Input for this task:

####################

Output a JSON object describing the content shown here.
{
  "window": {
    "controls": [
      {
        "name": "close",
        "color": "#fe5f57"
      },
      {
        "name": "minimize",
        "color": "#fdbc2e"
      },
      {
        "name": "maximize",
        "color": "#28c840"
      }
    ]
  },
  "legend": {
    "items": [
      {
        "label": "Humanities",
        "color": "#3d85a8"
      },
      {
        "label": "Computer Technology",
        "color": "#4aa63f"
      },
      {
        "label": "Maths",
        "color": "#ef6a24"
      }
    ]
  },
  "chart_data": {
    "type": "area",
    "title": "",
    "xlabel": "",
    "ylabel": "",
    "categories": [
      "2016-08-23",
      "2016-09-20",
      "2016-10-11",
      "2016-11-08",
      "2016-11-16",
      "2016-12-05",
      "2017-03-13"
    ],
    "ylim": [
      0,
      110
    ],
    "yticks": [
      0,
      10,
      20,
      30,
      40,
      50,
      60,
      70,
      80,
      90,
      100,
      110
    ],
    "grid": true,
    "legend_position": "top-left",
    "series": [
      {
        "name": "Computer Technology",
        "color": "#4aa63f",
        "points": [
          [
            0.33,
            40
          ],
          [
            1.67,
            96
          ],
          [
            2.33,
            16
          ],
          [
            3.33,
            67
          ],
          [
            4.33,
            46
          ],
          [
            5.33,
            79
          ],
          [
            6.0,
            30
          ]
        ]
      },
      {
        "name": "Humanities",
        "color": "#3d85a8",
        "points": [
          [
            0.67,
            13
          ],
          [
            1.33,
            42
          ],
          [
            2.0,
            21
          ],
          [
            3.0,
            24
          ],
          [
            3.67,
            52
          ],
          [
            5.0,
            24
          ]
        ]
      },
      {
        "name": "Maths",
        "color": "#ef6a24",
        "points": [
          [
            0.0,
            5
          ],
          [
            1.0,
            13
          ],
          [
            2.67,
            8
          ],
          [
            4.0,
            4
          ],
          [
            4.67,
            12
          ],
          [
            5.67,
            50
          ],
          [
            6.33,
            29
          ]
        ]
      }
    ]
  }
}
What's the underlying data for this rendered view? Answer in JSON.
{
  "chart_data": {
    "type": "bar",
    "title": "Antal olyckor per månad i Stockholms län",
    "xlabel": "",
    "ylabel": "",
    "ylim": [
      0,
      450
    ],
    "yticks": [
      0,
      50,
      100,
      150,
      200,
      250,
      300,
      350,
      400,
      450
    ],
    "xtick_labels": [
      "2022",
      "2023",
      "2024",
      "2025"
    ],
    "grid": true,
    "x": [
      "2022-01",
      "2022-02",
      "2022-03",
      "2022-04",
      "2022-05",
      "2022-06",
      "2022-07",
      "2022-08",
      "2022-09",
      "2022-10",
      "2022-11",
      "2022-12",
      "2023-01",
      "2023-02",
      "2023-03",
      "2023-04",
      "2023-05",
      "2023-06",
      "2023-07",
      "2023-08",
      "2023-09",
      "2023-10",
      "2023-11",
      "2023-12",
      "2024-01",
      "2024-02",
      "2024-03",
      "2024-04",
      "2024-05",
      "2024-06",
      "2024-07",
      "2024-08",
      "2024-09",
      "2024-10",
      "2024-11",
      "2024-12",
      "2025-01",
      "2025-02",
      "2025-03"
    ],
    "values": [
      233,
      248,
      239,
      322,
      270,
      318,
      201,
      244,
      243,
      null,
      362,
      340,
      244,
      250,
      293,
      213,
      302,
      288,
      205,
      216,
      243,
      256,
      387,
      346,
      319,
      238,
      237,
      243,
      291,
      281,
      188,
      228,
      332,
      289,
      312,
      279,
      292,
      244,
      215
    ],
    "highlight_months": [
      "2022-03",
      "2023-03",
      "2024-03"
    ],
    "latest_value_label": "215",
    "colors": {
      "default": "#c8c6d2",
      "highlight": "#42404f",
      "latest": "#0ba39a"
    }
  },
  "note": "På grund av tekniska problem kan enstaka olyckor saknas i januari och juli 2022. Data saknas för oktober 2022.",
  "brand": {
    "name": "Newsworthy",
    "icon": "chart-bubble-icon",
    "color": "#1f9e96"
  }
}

####################

Given instruction: Copy out the lines starting at the one containing "What's the underlying" and ending with the last line of the entries. Include nothing else.

Reply:
What's the underlying data for this rendered view? Answer in JSON.
{
  "chart_data": {
    "type": "bar",
    "title": "Antal olyckor per månad i Stockholms län",
    "xlabel": "",
    "ylabel": "",
    "ylim": [
      0,
      450
    ],
    "yticks": [
      0,
      50,
      100,
      150,
      200,
      250,
      300,
      350,
      400,
      450
    ],
    "xtick_labels": [
      "2022",
      "2023",
      "2024",
      "2025"
    ],
    "grid": true,
    "x": [
      "2022-01",
      "2022-02",
      "2022-03",
      "2022-04",
      "2022-05",
      "2022-06",
      "2022-07",
      "2022-08",
      "2022-09",
      "2022-10",
      "2022-11",
      "2022-12",
      "2023-01",
      "2023-02",
      "2023-03",
      "2023-04",
      "2023-05",
      "2023-06",
      "2023-07",
      "2023-08",
      "2023-09",
      "2023-10",
      "2023-11",
      "2023-12",
      "2024-01",
      "2024-02",
      "2024-03",
      "2024-04",
      "2024-05",
      "2024-06",
      "2024-07",
      "2024-08",
      "2024-09",
      "2024-10",
      "2024-11",
      "2024-12",
      "2025-01",
      "2025-02",
      "2025-03"
    ],
    "values": [
      233,
      248,
      239,
      322,
      270,
      318,
      201,
      244,
      243,
      null,
      362,
      340,
      244,
      250,
      293,
      213,
      302,
      288,
      205,
      216,
      243,
      256,
      387,
      346,
      319,
      238,
      237,
      243,
      291,
      281,
      188,
      228,
      332,
      289,
      312,
      279,
      292,
      244,
      215
    ],
    "highlight_months": [
      "2022-03",
      "2023-03",
      "2024-03"
    ],
    "latest_value_label": "215",
    "colors": {
      "default": "#c8c6d2",
      "highlight": "#42404f",
      "latest": "#0ba39a"
    }
  },
  "note": "På grund av tekniska problem kan enstaka olyckor saknas i januari och juli 2022. Data saknas för oktober 2022.",
  "brand": {
    "name": "Newsworthy",
    "icon": "chart-bubble-icon",
    "color": "#1f9e96"
  }
}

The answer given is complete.